LISTED RECORDS:
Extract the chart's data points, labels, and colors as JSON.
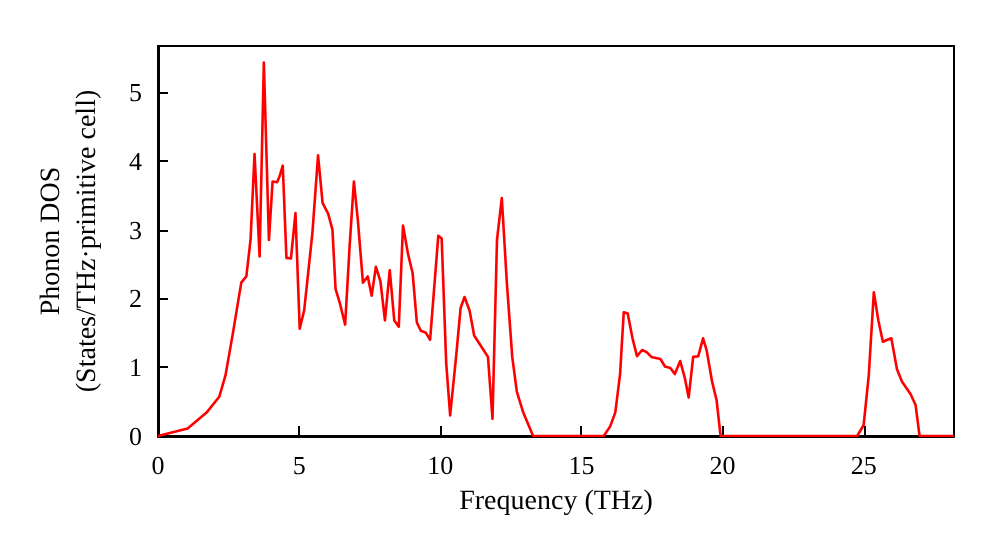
{
  "chart_data": {
    "type": "line",
    "xlabel": "Frequency (THz)",
    "ylabel": "Phonon DOS\n(States/THz·primitive cell)",
    "xlim": [
      0,
      28.2
    ],
    "ylim": [
      0,
      5.67
    ],
    "xticks": [
      0,
      5,
      10,
      15,
      20,
      25
    ],
    "yticks": [
      0,
      1,
      2,
      3,
      4,
      5
    ],
    "grid": false,
    "marker": "none",
    "line_style": "solid",
    "series": [
      {
        "color": "#ff0000",
        "x": [
          0,
          1.05,
          1.72,
          2.17,
          2.39,
          2.66,
          2.95,
          3.13,
          3.28,
          3.42,
          3.6,
          3.75,
          3.93,
          4.06,
          4.22,
          4.31,
          4.42,
          4.55,
          4.71,
          4.87,
          5.02,
          5.18,
          5.47,
          5.67,
          5.83,
          6.03,
          6.18,
          6.29,
          6.45,
          6.63,
          6.79,
          6.94,
          7.08,
          7.26,
          7.43,
          7.57,
          7.72,
          7.88,
          8.04,
          8.21,
          8.37,
          8.53,
          8.68,
          8.86,
          9.02,
          9.17,
          9.31,
          9.49,
          9.64,
          9.93,
          10.05,
          10.21,
          10.35,
          10.56,
          10.72,
          10.86,
          11.04,
          11.2,
          11.39,
          11.55,
          11.69,
          11.85,
          12.01,
          12.18,
          12.36,
          12.55,
          12.71,
          12.94,
          13.29,
          15.79,
          16.02,
          16.2,
          16.37,
          16.5,
          16.64,
          16.81,
          16.97,
          17.15,
          17.31,
          17.48,
          17.8,
          17.96,
          18.15,
          18.31,
          18.5,
          18.66,
          18.8,
          18.96,
          19.14,
          19.31,
          19.44,
          19.63,
          19.79,
          19.93,
          24.77,
          25.0,
          25.18,
          25.36,
          25.52,
          25.68,
          25.84,
          25.98,
          26.18,
          26.36,
          26.66,
          26.84,
          26.98,
          28.2
        ],
        "values": [
          0,
          0.11,
          0.34,
          0.57,
          0.88,
          1.51,
          2.23,
          2.32,
          2.86,
          4.1,
          2.61,
          5.43,
          2.85,
          3.7,
          3.69,
          3.78,
          3.93,
          2.59,
          2.58,
          3.24,
          1.56,
          1.83,
          2.95,
          4.08,
          3.39,
          3.23,
          3.0,
          2.14,
          1.92,
          1.62,
          2.77,
          3.7,
          3.14,
          2.23,
          2.32,
          2.04,
          2.46,
          2.25,
          1.68,
          2.41,
          1.68,
          1.59,
          3.06,
          2.64,
          2.37,
          1.65,
          1.53,
          1.5,
          1.4,
          2.91,
          2.87,
          1.06,
          0.3,
          1.15,
          1.86,
          2.02,
          1.82,
          1.46,
          1.34,
          1.24,
          1.15,
          0.25,
          2.85,
          3.46,
          2.22,
          1.15,
          0.65,
          0.34,
          0,
          0,
          0.14,
          0.34,
          0.9,
          1.8,
          1.78,
          1.42,
          1.16,
          1.25,
          1.22,
          1.15,
          1.12,
          1.01,
          0.99,
          0.9,
          1.09,
          0.85,
          0.56,
          1.15,
          1.16,
          1.42,
          1.24,
          0.79,
          0.52,
          0,
          0,
          0.16,
          0.88,
          2.09,
          1.68,
          1.37,
          1.4,
          1.42,
          0.97,
          0.79,
          0.61,
          0.45,
          0,
          0
        ]
      }
    ]
  }
}
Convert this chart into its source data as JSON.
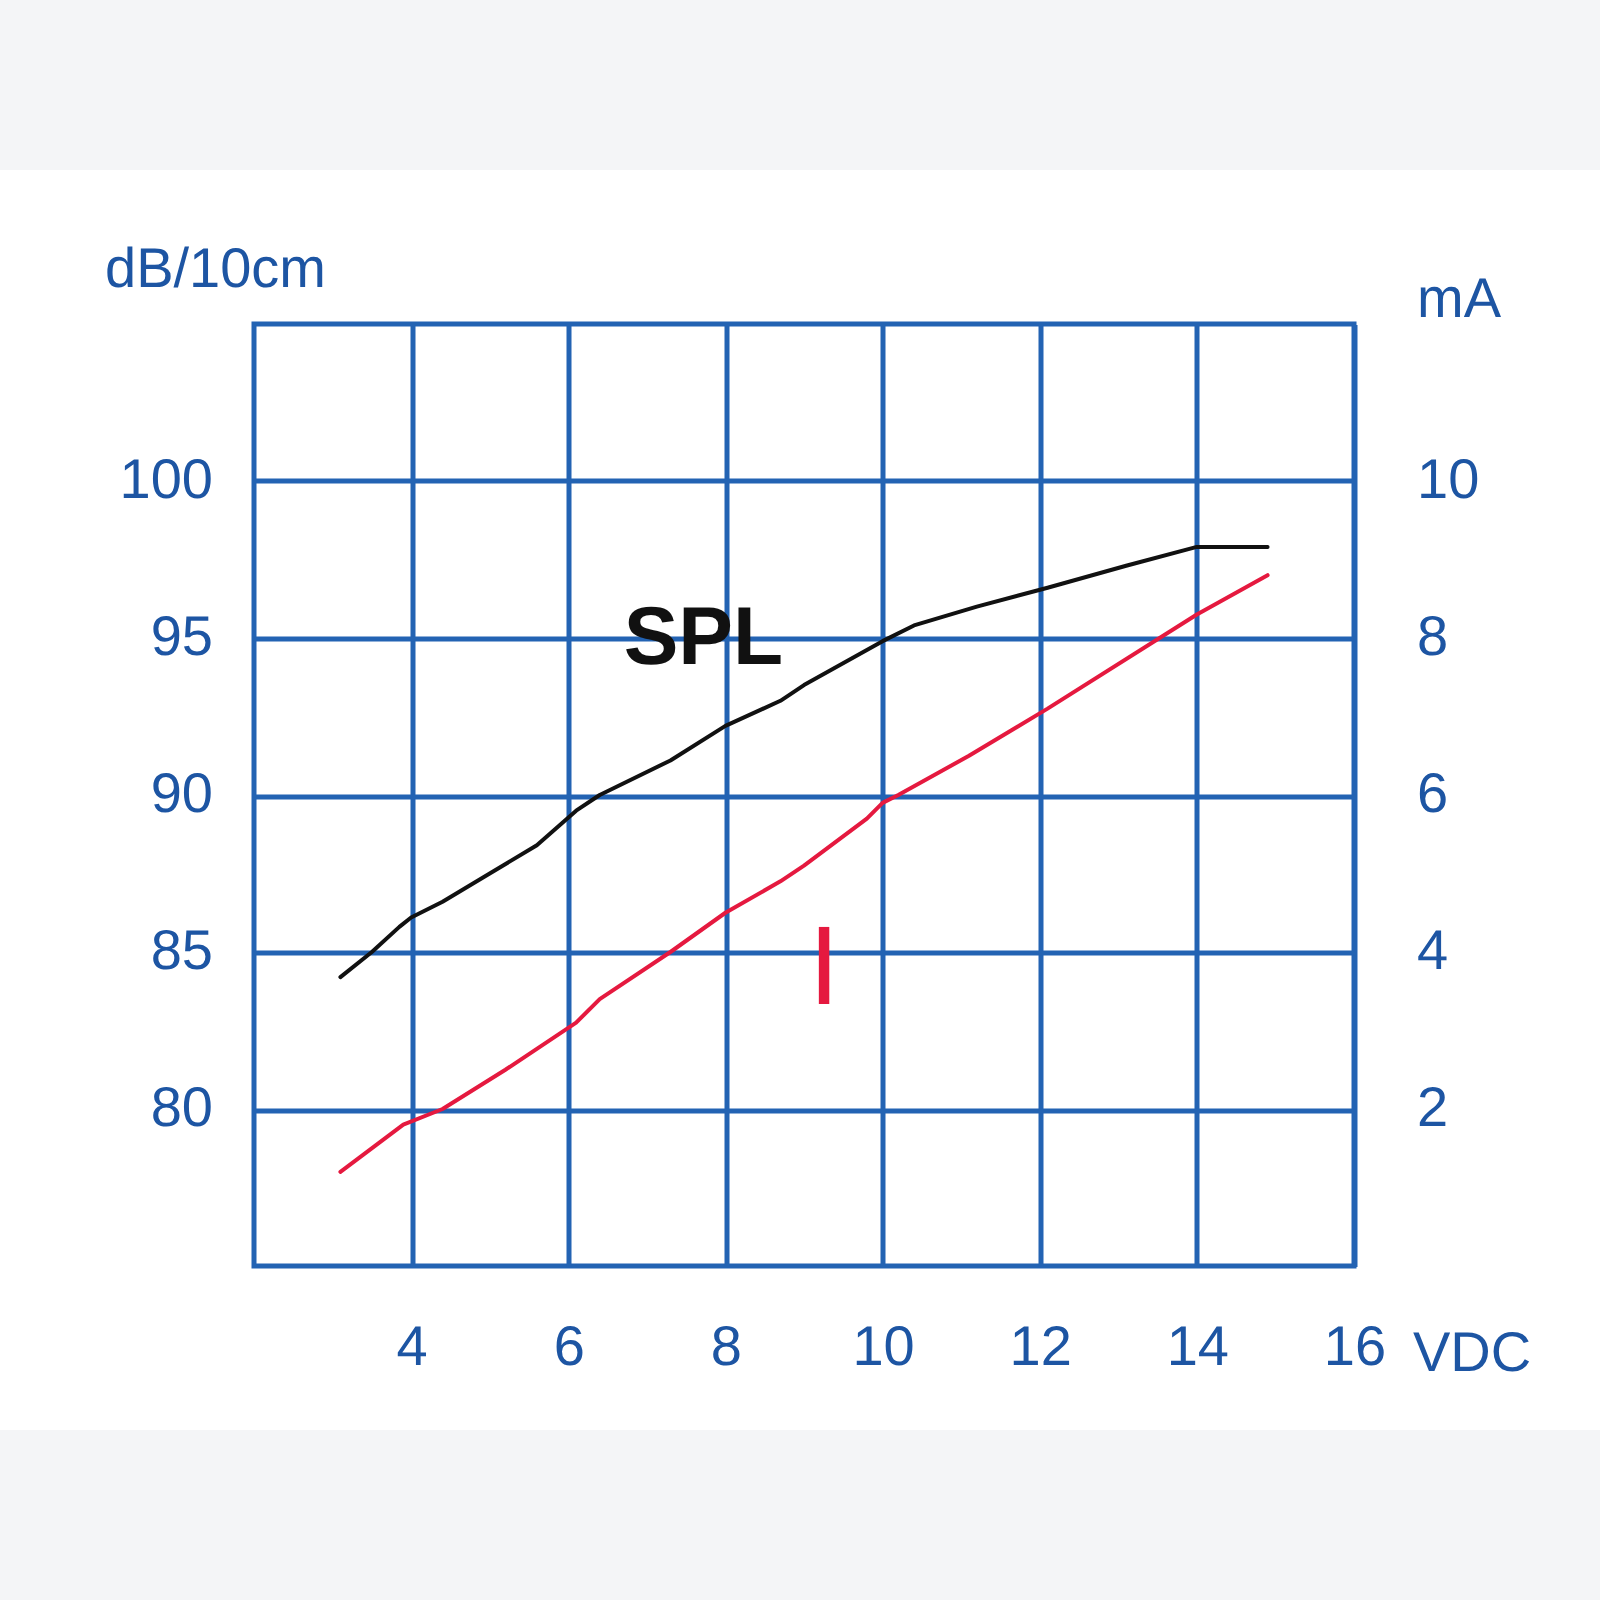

YOUR GOAL:
Transcribe all entries above exactly. Drop the pictures.

ANSWER:
Extract the chart's data points, labels, and colors as JSON.
{
  "chart_data": {
    "type": "line",
    "xlabel": "Frequency (THz)",
    "ylabel": "Phonon DOS\n(States/THz·primitive cell)",
    "xlim": [
      0,
      28.2
    ],
    "ylim": [
      0,
      5.67
    ],
    "xticks": [
      0,
      5,
      10,
      15,
      20,
      25
    ],
    "yticks": [
      0,
      1,
      2,
      3,
      4,
      5
    ],
    "grid": false,
    "marker": "none",
    "line_style": "solid",
    "series": [
      {
        "color": "#ff0000",
        "x": [
          0,
          1.05,
          1.72,
          2.17,
          2.39,
          2.66,
          2.95,
          3.13,
          3.28,
          3.42,
          3.6,
          3.75,
          3.93,
          4.06,
          4.22,
          4.31,
          4.42,
          4.55,
          4.71,
          4.87,
          5.02,
          5.18,
          5.47,
          5.67,
          5.83,
          6.03,
          6.18,
          6.29,
          6.45,
          6.63,
          6.79,
          6.94,
          7.08,
          7.26,
          7.43,
          7.57,
          7.72,
          7.88,
          8.04,
          8.21,
          8.37,
          8.53,
          8.68,
          8.86,
          9.02,
          9.17,
          9.31,
          9.49,
          9.64,
          9.93,
          10.05,
          10.21,
          10.35,
          10.56,
          10.72,
          10.86,
          11.04,
          11.2,
          11.39,
          11.55,
          11.69,
          11.85,
          12.01,
          12.18,
          12.36,
          12.55,
          12.71,
          12.94,
          13.29,
          15.79,
          16.02,
          16.2,
          16.37,
          16.5,
          16.64,
          16.81,
          16.97,
          17.15,
          17.31,
          17.48,
          17.8,
          17.96,
          18.15,
          18.31,
          18.5,
          18.66,
          18.8,
          18.96,
          19.14,
          19.31,
          19.44,
          19.63,
          19.79,
          19.93,
          24.77,
          25.0,
          25.18,
          25.36,
          25.52,
          25.68,
          25.84,
          25.98,
          26.18,
          26.36,
          26.66,
          26.84,
          26.98,
          28.2
        ],
        "values": [
          0,
          0.11,
          0.34,
          0.57,
          0.88,
          1.51,
          2.23,
          2.32,
          2.86,
          4.1,
          2.61,
          5.43,
          2.85,
          3.7,
          3.69,
          3.78,
          3.93,
          2.59,
          2.58,
          3.24,
          1.56,
          1.83,
          2.95,
          4.08,
          3.39,
          3.23,
          3.0,
          2.14,
          1.92,
          1.62,
          2.77,
          3.7,
          3.14,
          2.23,
          2.32,
          2.04,
          2.46,
          2.25,
          1.68,
          2.41,
          1.68,
          1.59,
          3.06,
          2.64,
          2.37,
          1.65,
          1.53,
          1.5,
          1.4,
          2.91,
          2.87,
          1.06,
          0.3,
          1.15,
          1.86,
          2.02,
          1.82,
          1.46,
          1.34,
          1.24,
          1.15,
          0.25,
          2.85,
          3.46,
          2.22,
          1.15,
          0.65,
          0.34,
          0,
          0,
          0.14,
          0.34,
          0.9,
          1.8,
          1.78,
          1.42,
          1.16,
          1.25,
          1.22,
          1.15,
          1.12,
          1.01,
          0.99,
          0.9,
          1.09,
          0.85,
          0.56,
          1.15,
          1.16,
          1.42,
          1.24,
          0.79,
          0.52,
          0,
          0,
          0.16,
          0.88,
          2.09,
          1.68,
          1.37,
          1.4,
          1.42,
          0.97,
          0.79,
          0.61,
          0.45,
          0,
          0
        ]
      }
    ]
  }
}
Convert this chart into its source data as JSON.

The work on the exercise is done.